* [Directions]
Write out the records below word for word, please.

======== Data provided ========

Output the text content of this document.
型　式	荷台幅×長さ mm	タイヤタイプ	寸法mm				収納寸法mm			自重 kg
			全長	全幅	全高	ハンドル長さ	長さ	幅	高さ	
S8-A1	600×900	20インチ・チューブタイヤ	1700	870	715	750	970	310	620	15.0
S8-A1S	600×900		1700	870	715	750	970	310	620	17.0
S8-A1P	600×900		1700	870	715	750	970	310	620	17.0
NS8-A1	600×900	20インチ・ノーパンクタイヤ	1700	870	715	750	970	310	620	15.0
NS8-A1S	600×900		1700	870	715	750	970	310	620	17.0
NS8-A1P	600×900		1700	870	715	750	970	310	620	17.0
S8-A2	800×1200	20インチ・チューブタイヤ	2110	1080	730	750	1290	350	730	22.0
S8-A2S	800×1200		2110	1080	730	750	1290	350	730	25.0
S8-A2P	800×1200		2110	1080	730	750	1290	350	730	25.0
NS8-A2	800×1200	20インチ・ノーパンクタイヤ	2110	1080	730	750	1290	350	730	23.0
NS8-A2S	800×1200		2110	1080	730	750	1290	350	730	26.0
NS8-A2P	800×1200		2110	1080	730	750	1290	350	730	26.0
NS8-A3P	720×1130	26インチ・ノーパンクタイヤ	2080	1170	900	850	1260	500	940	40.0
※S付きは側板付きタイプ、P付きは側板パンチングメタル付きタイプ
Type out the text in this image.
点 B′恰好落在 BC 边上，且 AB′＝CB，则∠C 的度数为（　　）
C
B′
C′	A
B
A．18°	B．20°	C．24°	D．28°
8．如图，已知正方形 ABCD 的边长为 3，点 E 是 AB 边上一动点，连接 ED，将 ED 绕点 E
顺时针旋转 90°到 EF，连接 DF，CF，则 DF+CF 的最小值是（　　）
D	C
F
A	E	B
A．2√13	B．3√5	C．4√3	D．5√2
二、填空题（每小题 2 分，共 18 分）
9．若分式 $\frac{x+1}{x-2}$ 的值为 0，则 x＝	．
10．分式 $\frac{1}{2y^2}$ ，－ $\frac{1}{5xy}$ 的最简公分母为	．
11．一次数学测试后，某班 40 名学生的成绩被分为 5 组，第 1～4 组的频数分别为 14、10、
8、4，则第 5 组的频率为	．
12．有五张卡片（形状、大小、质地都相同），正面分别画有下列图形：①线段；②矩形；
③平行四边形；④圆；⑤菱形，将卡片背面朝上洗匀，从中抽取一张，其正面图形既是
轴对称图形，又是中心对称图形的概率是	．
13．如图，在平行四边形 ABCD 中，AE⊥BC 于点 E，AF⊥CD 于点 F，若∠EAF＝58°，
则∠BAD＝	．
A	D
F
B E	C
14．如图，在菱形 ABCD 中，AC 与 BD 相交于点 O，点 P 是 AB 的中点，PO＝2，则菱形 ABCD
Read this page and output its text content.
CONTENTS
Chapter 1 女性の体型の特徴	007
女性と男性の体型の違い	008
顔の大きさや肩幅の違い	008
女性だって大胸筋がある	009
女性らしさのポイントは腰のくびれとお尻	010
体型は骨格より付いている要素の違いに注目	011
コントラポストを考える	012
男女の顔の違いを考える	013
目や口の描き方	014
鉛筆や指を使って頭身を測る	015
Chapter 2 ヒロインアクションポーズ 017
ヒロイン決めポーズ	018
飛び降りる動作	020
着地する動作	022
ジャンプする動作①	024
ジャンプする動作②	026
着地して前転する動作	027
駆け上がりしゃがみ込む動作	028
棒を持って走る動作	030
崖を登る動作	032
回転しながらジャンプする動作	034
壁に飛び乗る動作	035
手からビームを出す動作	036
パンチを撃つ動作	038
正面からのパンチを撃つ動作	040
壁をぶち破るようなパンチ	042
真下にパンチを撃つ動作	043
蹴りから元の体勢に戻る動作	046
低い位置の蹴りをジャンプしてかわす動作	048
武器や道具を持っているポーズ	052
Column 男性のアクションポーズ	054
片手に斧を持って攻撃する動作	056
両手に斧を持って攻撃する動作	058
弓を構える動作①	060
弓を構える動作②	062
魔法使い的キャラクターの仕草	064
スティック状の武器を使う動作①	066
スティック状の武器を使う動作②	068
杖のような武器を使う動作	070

========

* [Answer for this exercise]
Output the text content of this document.
型　式	荷台幅×長さ mm	タイヤタイプ	寸法mm				収納寸法mm			自重 kg
			全長	全幅	全高	ハンドル長さ	長さ	幅	高さ	
S8-A1	600×900	20インチ・チューブタイヤ	1700	870	715	750	970	310	620	15.0
S8-A1S	600×900		1700	870	715	750	970	310	620	17.0
S8-A1P	600×900		1700	870	715	750	970	310	620	17.0
NS8-A1	600×900	20インチ・ノーパンクタイヤ	1700	870	715	750	970	310	620	15.0
NS8-A1S	600×900		1700	870	715	750	970	310	620	17.0
NS8-A1P	600×900		1700	870	715	750	970	310	620	17.0
S8-A2	800×1200	20インチ・チューブタイヤ	2110	1080	730	750	1290	350	730	22.0
S8-A2S	800×1200		2110	1080	730	750	1290	350	730	25.0
S8-A2P	800×1200		2110	1080	730	750	1290	350	730	25.0
NS8-A2	800×1200	20インチ・ノーパンクタイヤ	2110	1080	730	750	1290	350	730	23.0
NS8-A2S	800×1200		2110	1080	730	750	1290	350	730	26.0
NS8-A2P	800×1200		2110	1080	730	750	1290	350	730	26.0
NS8-A3P	720×1130	26インチ・ノーパンクタイヤ	2080	1170	900	850	1260	500	940	40.0
※S付きは側板付きタイプ、P付きは側板パンチングメタル付きタイプ
Type out the text in this image.
点 B′恰好落在 BC 边上，且 AB′＝CB，则∠C 的度数为（　　）
C
B′
C′	A
B
A．18°	B．20°	C．24°	D．28°
8．如图，已知正方形 ABCD 的边长为 3，点 E 是 AB 边上一动点，连接 ED，将 ED 绕点 E
顺时针旋转 90°到 EF，连接 DF，CF，则 DF+CF 的最小值是（　　）
D	C
F
A	E	B
A．2√13	B．3√5	C．4√3	D．5√2
二、填空题（每小题 2 分，共 18 分）
9．若分式 $\frac{x+1}{x-2}$ 的值为 0，则 x＝	．
10．分式 $\frac{1}{2y^2}$ ，－ $\frac{1}{5xy}$ 的最简公分母为	．
11．一次数学测试后，某班 40 名学生的成绩被分为 5 组，第 1～4 组的频数分别为 14、10、
8、4，则第 5 组的频率为	．
12．有五张卡片（形状、大小、质地都相同），正面分别画有下列图形：①线段；②矩形；
③平行四边形；④圆；⑤菱形，将卡片背面朝上洗匀，从中抽取一张，其正面图形既是
轴对称图形，又是中心对称图形的概率是	．
13．如图，在平行四边形 ABCD 中，AE⊥BC 于点 E，AF⊥CD 于点 F，若∠EAF＝58°，
则∠BAD＝	．
A	D
F
B E	C
14．如图，在菱形 ABCD 中，AC 与 BD 相交于点 O，点 P 是 AB 的中点，PO＝2，则菱形 ABCD
Read this page and output its text content.
CONTENTS
Chapter 1 女性の体型の特徴	007
女性と男性の体型の違い	008
顔の大きさや肩幅の違い	008
女性だって大胸筋がある	009
女性らしさのポイントは腰のくびれとお尻	010
体型は骨格より付いている要素の違いに注目	011
コントラポストを考える	012
男女の顔の違いを考える	013
目や口の描き方	014
鉛筆や指を使って頭身を測る	015
Chapter 2 ヒロインアクションポーズ 017
ヒロイン決めポーズ	018
飛び降りる動作	020
着地する動作	022
ジャンプする動作①	024
ジャンプする動作②	026
着地して前転する動作	027
駆け上がりしゃがみ込む動作	028
棒を持って走る動作	030
崖を登る動作	032
回転しながらジャンプする動作	034
壁に飛び乗る動作	035
手からビームを出す動作	036
パンチを撃つ動作	038
正面からのパンチを撃つ動作	040
壁をぶち破るようなパンチ	042
真下にパンチを撃つ動作	043
蹴りから元の体勢に戻る動作	046
低い位置の蹴りをジャンプしてかわす動作	048
武器や道具を持っているポーズ	052
Column 男性のアクションポーズ	054
片手に斧を持って攻撃する動作	056
両手に斧を持って攻撃する動作	058
弓を構える動作①	060
弓を構える動作②	062
魔法使い的キャラクターの仕草	064
スティック状の武器を使う動作①	066
スティック状の武器を使う動作②	068
杖のような武器を使う動作	070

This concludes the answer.